## Activity
According to the octopus species article, at what depth range does Bathypolypus rubrostictus live?

## Reading text
Bathypolypus rubrostictus
- Conservation status: Data Deficient (IUCN 3.1)

Scientific classification
- Kingdom: Animalia
- Phylum: Mollusca
- Class: Cephalopoda
- Order: Octopoda
- Family: Bathypolypodidae
- Genus: Bathypolypus
- Species: B. rubrostictus
- Binomial name: Bathypolypus rubrostictus Kaneko & Kubodera, 2008

= Bathypolypus rubrostictus =

- Genus: Bathypolypus
- Species: rubrostictus
- Authority: Kaneko & Kubodera, 2008
- Conservation status: DD

Species of octopus

Bathypolypus rubrostictus is a species of octopus in the family Bathypolypodidae. Only one specimen, a male, has been found.
==Distribution==
Bathypolypus rubrostictus was initially identified from a specimen off the coast of the Ryukyu Islands in the South China Sea off the coast of Japan. It inhabits the upper bathyal waters at 350–370 m. Unlike all other species in the genus Bathypolypus, B. rubrostictus lives in the Pacific Ocean, while all the other species in its genus inhabit the Atlantic Ocean.

==Description==
This species is 20 mm in mantle length (ML) and its arms are short and stubby (2-2.5 times ML). Its body is covered with small, brown-red spots, and its web is pale reddish-brown. Like most deep-sea octopuses and all species in the genus Bathypolypus, B. rubrostictus lacks an ink sac.
==Ecology==
Nothing is known of their lifespan, diet, or biology, as only a single specimen has been discovered.

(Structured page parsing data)
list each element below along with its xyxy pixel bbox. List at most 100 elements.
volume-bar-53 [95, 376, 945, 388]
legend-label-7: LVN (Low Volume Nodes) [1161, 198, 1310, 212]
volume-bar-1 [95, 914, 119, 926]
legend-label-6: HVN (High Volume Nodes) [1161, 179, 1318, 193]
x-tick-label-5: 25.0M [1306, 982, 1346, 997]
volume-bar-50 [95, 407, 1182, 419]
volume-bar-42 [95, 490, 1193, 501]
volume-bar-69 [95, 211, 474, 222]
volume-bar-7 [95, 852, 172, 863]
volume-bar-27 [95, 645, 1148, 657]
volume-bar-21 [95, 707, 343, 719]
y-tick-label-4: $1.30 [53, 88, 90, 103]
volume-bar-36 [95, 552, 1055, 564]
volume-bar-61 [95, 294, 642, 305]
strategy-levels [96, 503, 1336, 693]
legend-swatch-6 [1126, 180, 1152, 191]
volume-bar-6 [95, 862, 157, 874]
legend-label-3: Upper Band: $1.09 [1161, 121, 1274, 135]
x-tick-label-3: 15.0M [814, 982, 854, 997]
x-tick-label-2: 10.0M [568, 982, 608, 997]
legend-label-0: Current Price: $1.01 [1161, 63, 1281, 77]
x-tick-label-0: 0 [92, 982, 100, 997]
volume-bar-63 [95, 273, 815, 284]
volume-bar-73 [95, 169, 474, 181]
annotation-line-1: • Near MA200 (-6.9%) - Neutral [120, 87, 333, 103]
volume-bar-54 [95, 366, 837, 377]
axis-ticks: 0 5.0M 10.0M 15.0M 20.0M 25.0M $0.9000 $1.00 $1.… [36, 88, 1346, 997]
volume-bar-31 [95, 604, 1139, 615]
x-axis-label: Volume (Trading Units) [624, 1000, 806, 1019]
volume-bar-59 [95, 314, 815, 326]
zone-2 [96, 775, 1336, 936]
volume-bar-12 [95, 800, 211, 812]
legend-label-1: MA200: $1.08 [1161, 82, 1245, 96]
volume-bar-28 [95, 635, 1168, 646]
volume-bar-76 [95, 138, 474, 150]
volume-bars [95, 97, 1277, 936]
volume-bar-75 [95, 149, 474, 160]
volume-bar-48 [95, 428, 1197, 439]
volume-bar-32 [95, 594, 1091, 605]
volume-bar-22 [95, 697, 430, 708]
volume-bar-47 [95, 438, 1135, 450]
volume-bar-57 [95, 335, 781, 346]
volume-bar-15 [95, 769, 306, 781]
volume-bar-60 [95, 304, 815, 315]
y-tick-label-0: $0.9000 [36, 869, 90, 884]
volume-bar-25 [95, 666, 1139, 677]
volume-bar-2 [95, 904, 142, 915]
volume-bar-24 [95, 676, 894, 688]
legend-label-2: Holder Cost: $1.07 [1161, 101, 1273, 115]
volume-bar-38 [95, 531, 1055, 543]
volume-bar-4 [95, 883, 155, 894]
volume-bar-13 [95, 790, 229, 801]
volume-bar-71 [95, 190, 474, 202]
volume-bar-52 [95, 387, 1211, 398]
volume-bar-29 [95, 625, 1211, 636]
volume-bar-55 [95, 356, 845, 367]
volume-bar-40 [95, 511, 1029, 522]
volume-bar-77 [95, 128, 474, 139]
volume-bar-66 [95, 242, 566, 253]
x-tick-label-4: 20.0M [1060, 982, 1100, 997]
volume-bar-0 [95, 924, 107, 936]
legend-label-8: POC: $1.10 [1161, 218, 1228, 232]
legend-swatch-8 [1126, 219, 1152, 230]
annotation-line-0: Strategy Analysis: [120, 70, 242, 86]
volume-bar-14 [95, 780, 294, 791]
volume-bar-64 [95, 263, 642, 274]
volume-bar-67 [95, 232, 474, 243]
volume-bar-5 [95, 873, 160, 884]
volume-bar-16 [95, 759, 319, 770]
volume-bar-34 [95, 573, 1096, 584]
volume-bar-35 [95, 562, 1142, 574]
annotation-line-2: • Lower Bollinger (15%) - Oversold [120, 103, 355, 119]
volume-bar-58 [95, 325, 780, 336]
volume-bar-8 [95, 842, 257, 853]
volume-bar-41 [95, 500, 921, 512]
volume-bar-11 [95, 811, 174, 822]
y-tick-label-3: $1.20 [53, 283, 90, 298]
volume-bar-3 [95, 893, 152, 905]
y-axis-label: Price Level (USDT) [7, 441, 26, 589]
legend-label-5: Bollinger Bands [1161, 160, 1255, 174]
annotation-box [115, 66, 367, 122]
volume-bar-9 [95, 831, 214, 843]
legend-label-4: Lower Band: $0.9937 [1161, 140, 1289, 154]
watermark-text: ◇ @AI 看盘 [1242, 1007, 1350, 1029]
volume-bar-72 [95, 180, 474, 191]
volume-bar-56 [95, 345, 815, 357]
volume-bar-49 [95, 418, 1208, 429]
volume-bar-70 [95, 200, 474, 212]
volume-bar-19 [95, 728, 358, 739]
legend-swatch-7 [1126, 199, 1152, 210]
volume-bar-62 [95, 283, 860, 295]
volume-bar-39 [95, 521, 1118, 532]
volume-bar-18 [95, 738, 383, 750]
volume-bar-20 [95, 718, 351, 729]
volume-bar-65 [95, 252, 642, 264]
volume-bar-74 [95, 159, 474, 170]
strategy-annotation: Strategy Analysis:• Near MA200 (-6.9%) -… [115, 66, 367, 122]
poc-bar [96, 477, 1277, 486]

## Reply
It lives in upper bathyal waters at 350–370 m.